***** Records for processing *****

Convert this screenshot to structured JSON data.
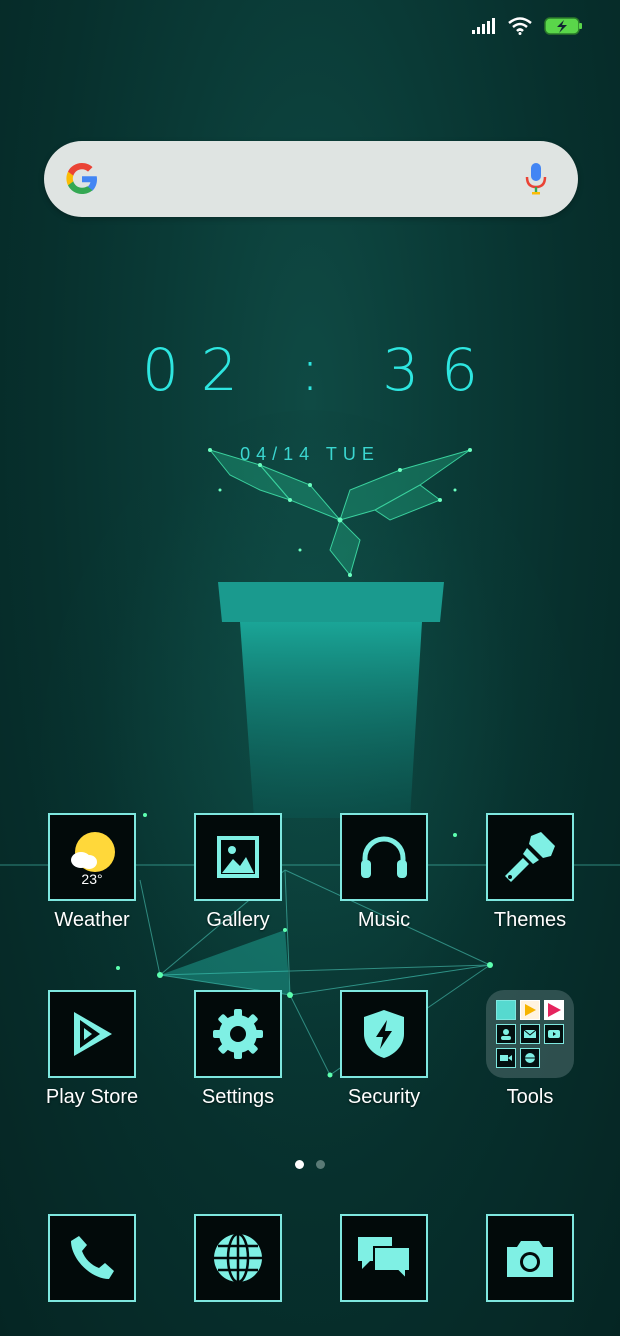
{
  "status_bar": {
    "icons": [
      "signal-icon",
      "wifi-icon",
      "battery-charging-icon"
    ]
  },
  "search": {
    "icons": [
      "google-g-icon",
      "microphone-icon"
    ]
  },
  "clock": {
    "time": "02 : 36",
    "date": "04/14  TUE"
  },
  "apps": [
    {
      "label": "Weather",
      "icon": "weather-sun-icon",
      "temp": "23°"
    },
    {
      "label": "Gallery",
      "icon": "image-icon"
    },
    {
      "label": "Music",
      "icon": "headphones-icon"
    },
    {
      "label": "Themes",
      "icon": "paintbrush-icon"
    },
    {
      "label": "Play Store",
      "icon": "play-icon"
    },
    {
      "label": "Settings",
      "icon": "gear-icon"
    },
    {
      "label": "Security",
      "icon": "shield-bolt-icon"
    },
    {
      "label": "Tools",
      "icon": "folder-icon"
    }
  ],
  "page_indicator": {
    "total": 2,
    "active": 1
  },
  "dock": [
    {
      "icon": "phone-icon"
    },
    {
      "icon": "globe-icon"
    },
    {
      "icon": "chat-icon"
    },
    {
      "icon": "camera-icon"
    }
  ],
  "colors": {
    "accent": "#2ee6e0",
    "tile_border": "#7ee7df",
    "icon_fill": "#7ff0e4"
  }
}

*****
***** Records for processing *****

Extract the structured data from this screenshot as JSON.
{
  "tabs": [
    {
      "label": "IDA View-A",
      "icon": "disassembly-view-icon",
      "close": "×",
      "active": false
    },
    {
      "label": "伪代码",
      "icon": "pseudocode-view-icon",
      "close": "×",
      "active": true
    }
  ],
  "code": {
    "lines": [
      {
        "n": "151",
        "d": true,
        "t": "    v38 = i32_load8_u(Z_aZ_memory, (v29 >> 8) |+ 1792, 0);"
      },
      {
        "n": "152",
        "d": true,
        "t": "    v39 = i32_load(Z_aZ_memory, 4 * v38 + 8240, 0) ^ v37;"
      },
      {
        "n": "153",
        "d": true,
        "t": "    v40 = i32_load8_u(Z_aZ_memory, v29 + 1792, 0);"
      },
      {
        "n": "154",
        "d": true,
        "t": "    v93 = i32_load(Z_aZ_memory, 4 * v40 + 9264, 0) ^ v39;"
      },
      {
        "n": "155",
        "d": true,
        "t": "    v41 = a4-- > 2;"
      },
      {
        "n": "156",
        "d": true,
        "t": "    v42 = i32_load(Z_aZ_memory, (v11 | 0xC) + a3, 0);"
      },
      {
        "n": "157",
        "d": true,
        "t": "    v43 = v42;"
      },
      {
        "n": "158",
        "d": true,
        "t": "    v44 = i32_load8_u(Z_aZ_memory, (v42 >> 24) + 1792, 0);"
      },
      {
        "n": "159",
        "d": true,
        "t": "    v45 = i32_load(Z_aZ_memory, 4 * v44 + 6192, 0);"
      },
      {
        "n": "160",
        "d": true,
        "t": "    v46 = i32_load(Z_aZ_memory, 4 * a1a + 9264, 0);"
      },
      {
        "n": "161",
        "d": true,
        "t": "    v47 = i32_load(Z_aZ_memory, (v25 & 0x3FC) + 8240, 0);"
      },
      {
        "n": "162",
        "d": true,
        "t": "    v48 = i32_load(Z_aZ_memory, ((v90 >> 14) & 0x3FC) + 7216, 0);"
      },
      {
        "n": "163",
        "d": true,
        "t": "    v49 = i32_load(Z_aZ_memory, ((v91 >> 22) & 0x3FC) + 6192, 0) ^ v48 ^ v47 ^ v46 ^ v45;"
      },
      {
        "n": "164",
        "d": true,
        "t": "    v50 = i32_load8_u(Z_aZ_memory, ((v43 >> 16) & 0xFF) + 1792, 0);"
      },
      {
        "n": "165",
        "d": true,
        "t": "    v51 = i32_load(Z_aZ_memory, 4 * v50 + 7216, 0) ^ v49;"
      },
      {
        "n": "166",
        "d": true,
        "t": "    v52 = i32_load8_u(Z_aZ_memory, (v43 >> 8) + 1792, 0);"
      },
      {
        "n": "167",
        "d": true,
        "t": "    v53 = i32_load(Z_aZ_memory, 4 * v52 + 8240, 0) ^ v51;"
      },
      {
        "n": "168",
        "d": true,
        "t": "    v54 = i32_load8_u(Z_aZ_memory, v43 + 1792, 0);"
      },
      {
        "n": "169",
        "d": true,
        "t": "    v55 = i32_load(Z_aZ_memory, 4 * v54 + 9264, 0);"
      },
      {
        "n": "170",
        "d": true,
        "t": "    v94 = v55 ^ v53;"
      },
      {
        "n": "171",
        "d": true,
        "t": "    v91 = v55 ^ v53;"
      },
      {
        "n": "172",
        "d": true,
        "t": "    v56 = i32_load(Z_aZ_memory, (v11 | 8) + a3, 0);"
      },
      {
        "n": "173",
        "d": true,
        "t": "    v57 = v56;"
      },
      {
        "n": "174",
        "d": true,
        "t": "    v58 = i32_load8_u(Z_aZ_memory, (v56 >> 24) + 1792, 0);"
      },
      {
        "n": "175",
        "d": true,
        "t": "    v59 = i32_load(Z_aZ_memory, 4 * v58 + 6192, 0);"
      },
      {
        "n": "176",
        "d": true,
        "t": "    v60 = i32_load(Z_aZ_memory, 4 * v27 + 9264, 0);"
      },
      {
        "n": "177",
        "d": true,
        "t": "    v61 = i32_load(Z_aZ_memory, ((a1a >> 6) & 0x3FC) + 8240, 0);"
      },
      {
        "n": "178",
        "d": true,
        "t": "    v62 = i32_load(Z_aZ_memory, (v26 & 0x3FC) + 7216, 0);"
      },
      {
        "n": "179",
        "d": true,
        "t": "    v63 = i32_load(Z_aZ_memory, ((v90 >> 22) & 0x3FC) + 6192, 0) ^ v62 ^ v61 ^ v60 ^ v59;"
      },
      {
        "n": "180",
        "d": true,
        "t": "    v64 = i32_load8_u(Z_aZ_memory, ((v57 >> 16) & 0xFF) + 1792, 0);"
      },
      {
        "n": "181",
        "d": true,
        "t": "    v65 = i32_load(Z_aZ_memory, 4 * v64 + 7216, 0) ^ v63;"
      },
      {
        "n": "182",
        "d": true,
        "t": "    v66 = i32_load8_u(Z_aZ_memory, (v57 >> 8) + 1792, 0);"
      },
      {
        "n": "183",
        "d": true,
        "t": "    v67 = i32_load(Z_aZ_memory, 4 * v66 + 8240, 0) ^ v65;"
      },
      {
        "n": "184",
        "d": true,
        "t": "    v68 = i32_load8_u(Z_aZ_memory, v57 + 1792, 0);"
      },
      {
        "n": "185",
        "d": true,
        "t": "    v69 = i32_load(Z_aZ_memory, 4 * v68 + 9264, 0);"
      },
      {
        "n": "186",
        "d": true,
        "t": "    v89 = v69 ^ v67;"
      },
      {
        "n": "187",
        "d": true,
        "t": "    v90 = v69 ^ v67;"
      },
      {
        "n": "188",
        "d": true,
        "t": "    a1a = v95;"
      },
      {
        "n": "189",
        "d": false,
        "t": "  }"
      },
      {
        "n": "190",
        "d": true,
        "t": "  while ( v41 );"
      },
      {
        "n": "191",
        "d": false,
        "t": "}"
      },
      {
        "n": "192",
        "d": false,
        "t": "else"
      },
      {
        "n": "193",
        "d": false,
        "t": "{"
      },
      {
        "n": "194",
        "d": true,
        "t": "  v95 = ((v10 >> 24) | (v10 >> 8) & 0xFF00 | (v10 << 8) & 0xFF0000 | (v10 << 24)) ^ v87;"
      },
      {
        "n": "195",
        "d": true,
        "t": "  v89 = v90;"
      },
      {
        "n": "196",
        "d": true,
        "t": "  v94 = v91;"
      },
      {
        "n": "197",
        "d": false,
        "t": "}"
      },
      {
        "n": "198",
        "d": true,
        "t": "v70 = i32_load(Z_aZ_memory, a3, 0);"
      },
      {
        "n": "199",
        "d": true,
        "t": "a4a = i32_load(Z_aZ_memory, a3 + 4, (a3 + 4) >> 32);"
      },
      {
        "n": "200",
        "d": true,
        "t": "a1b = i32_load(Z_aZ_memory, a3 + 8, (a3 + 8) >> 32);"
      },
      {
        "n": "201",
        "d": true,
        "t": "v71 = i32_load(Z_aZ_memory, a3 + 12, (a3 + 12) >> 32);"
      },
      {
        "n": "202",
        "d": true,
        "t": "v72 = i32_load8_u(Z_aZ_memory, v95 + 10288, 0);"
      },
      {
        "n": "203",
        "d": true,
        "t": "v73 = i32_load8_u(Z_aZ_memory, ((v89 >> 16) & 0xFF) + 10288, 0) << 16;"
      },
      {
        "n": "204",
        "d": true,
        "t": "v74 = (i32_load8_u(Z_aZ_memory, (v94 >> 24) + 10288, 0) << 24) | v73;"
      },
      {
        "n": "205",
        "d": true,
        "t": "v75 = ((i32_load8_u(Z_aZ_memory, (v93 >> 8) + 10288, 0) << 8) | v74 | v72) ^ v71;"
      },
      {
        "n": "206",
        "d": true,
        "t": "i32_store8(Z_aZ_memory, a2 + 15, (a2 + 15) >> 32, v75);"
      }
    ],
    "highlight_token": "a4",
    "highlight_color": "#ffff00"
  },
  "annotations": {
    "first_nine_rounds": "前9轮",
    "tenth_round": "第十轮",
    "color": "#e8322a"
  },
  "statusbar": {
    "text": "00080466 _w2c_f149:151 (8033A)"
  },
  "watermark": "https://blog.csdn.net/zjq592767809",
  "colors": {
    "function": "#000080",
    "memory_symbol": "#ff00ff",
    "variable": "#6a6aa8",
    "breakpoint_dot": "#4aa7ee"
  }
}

*****

Brief:
Go through the entries above and pull out each line with "data" in it.

Completed task:
Convert this screenshot to structured JSON data.
Extract the structured data from this screenshot as JSON.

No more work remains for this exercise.